Request: Pick out every line that holds the string "диагностики" and copy it.

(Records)
....

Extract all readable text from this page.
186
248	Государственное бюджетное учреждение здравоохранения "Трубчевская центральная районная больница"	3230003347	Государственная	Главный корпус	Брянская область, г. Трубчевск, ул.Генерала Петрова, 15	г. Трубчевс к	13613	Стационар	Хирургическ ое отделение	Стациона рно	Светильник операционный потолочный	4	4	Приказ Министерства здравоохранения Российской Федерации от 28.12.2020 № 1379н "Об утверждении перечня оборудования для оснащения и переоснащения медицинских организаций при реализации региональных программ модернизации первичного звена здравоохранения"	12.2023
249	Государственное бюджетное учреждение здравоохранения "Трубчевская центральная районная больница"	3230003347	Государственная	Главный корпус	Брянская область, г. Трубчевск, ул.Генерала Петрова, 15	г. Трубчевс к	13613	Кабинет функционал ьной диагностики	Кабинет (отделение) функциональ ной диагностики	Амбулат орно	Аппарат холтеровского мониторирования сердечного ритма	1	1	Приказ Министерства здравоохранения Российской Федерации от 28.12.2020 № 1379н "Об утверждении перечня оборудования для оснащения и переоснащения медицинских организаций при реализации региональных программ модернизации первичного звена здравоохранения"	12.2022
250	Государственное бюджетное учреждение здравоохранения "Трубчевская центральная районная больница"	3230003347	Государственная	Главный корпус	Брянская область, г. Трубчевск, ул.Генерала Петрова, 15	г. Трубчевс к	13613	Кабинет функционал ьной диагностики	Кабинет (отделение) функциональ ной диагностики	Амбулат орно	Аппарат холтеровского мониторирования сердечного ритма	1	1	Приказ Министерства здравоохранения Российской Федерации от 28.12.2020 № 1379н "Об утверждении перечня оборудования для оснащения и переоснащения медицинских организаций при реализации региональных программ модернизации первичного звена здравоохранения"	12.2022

....

Answer to this task:
249	Государственное бюджетное учреждение здравоохранения "Трубчевская центральная районная больница"	3230003347	Государственная	Главный корпус	Брянская область, г. Трубчевск, ул.Генерала Петрова, 15	г. Трубчевс к	13613	Кабинет функционал ьной диагностики	Кабинет (отделение) функциональ ной диагностики	Амбулат орно	Аппарат холтеровского мониторирования сердечного ритма	1	1	Приказ Министерства здравоохранения Российской Федерации от 28.12.2020 № 1379н "Об утверждении перечня оборудования для оснащения и переоснащения медицинских организаций при реализации региональных программ модернизации первичного звена здравоохранения"	12.2022
250	Государственное бюджетное учреждение здравоохранения "Трубчевская центральная районная больница"	3230003347	Государственная	Главный корпус	Брянская область, г. Трубчевск, ул.Генерала Петрова, 15	г. Трубчевс к	13613	Кабинет функционал ьной диагностики	Кабинет (отделение) функциональ ной диагностики	Амбулат орно	Аппарат холтеровского мониторирования сердечного ритма	1	1	Приказ Министерства здравоохранения Российской Федерации от 28.12.2020 № 1379н "Об утверждении перечня оборудования для оснащения и переоснащения медицинских организаций при реализации региональных программ модернизации первичного звена здравоохранения"	12.2022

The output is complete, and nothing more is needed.